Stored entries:
━━━

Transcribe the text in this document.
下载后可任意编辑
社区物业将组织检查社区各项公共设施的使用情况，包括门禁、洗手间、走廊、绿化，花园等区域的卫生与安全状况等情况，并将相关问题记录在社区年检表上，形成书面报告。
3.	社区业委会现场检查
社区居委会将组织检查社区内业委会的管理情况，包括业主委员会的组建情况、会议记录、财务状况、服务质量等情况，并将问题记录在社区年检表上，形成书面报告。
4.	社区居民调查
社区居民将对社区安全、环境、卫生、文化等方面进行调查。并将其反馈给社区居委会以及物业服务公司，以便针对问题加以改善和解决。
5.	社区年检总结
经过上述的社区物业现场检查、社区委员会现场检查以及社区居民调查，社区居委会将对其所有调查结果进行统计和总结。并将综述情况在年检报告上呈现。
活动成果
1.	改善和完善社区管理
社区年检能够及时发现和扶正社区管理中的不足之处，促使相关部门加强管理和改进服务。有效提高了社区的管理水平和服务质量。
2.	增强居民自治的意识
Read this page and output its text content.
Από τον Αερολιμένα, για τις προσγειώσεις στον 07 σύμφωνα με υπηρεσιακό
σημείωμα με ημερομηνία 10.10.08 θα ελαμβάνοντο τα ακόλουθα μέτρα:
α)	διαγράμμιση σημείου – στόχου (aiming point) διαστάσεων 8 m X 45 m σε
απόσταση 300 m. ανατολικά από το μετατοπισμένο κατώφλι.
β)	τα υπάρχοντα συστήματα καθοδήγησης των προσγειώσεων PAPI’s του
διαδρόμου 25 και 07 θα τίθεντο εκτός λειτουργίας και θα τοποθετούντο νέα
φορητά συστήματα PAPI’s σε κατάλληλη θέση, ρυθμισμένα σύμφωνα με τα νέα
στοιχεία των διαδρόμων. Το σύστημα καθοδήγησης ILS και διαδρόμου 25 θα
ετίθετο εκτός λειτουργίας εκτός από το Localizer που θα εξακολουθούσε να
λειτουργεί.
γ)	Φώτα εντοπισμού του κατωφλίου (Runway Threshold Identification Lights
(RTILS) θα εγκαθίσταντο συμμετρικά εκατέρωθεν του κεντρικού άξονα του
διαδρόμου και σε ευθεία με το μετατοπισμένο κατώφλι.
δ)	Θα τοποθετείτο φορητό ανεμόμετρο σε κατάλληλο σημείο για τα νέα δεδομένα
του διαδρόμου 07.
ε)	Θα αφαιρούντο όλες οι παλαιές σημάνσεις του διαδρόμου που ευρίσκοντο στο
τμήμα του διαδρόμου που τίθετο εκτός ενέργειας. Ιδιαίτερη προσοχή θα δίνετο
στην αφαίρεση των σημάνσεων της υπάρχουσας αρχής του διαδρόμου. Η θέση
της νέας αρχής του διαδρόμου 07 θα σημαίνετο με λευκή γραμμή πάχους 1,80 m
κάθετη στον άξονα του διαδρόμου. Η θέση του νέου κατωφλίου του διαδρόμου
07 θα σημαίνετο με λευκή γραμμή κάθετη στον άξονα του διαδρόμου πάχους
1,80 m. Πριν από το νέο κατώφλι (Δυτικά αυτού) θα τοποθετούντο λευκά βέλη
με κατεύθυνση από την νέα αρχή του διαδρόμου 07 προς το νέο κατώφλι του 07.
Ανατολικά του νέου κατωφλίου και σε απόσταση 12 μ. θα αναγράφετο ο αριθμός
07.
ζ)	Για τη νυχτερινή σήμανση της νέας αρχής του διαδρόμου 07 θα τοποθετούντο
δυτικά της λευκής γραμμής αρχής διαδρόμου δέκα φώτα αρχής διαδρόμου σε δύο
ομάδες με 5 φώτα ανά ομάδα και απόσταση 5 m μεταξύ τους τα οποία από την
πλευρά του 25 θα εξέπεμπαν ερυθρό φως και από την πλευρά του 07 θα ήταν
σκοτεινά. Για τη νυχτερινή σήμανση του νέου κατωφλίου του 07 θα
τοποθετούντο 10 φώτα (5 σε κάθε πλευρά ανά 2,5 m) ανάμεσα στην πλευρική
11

━━━

• _DIRECTIONS_: Go through the listing above and list every line that has the word "θέση".

• _TASK ANSWER_:
φορητά συστήματα PAPI’s σε κατάλληλη θέση, ρυθμισμένα σύμφωνα με τα νέα
στην αφαίρεση των σημάνσεων της υπάρχουσας αρχής του διαδρόμου. Η θέση
κάθετη στον άξονα του διαδρόμου. Η θέση του νέου κατωφλίου του διαδρόμου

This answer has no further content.